▸ PROBLEM TO WORK ON
Below is a listing; write it out exactly and drop any images from it.

--- AVAILABLE RECORDS ---

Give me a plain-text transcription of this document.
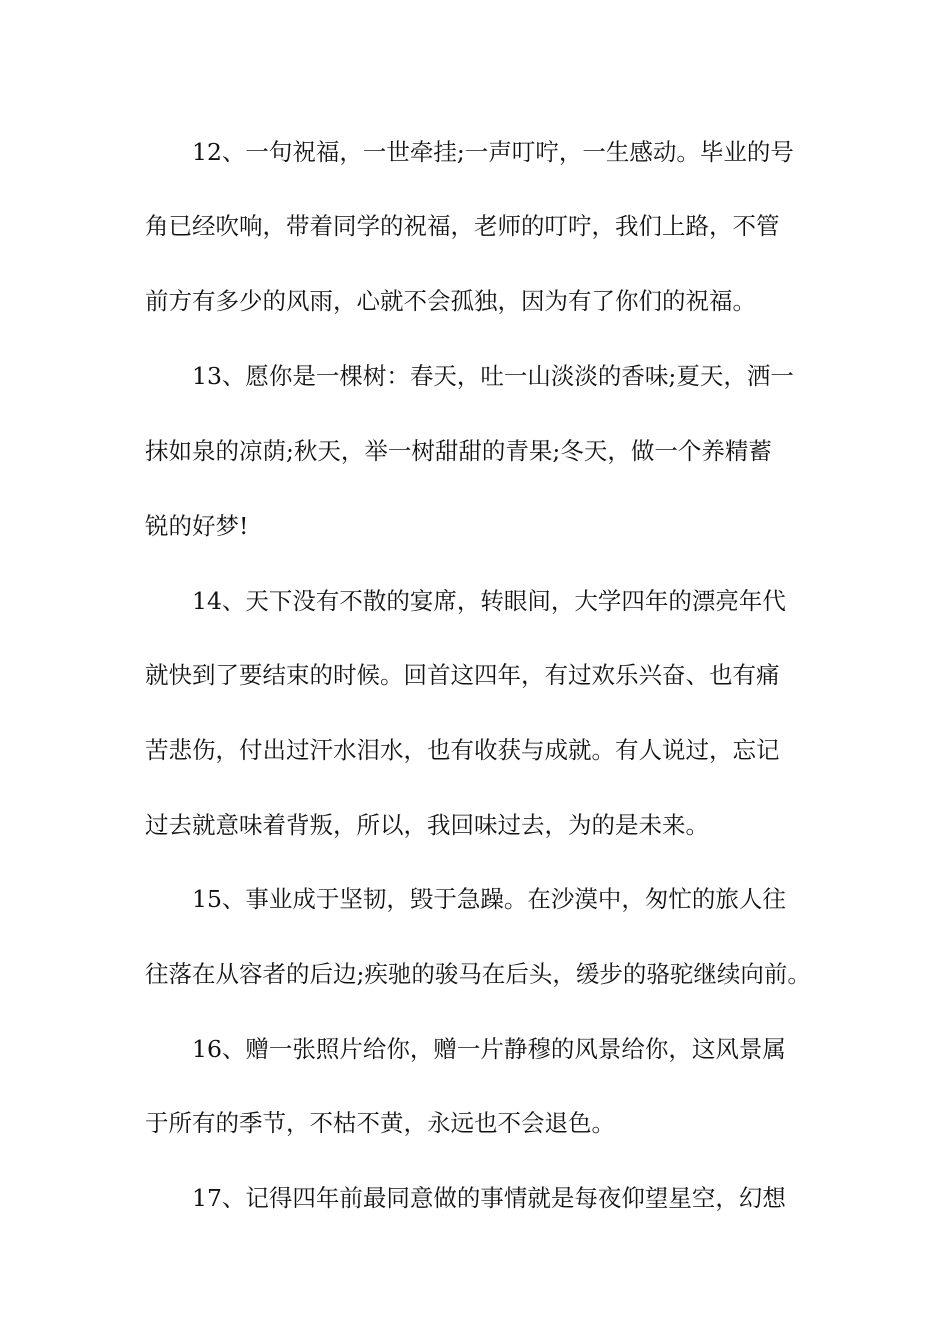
12、一句祝福，一世牵挂;一声叮咛，一生感动。毕业的号
角已经吹响，带着同学的祝福，老师的叮咛，我们上路，不管
前方有多少的风雨，心就不会孤独，因为有了你们的祝福。
13、愿你是一棵树：春天，吐一山淡淡的香味;夏天，洒一
抹如泉的凉荫;秋天，举一树甜甜的青果;冬天，做一个养精蓄
锐的好梦!
14、天下没有不散的宴席，转眼间，大学四年的漂亮年代
就快到了要结束的时候。回首这四年，有过欢乐兴奋、也有痛
苦悲伤，付出过汗水泪水，也有收获与成就。有人说过，忘记
过去就意味着背叛，所以，我回味过去，为的是未来。
15、事业成于坚韧，毁于急躁。在沙漠中，匆忙的旅人往
往落在从容者的后边;疾驰的骏马在后头，缓步的骆驼继续向前。
16、赠一张照片给你，赠一片静穆的风景给你，这风景属
于所有的季节，不枯不黄，永远也不会退色。
17、记得四年前最同意做的事情就是每夜仰望星空，幻想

---

▸ WRITTEN SOLUTION
Give me a plain-text transcription of this document.
12、一句祝福，一世牵挂;一声叮咛，一生感动。毕业的号
角已经吹响，带着同学的祝福，老师的叮咛，我们上路，不管
前方有多少的风雨，心就不会孤独，因为有了你们的祝福。
13、愿你是一棵树：春天，吐一山淡淡的香味;夏天，洒一
抹如泉的凉荫;秋天，举一树甜甜的青果;冬天，做一个养精蓄
锐的好梦!
14、天下没有不散的宴席，转眼间，大学四年的漂亮年代
就快到了要结束的时候。回首这四年，有过欢乐兴奋、也有痛
苦悲伤，付出过汗水泪水，也有收获与成就。有人说过，忘记
过去就意味着背叛，所以，我回味过去，为的是未来。
15、事业成于坚韧，毁于急躁。在沙漠中，匆忙的旅人往
往落在从容者的后边;疾驰的骏马在后头，缓步的骆驼继续向前。
16、赠一张照片给你，赠一片静穆的风景给你，这风景属
于所有的季节，不枯不黄，永远也不会退色。
17、记得四年前最同意做的事情就是每夜仰望星空，幻想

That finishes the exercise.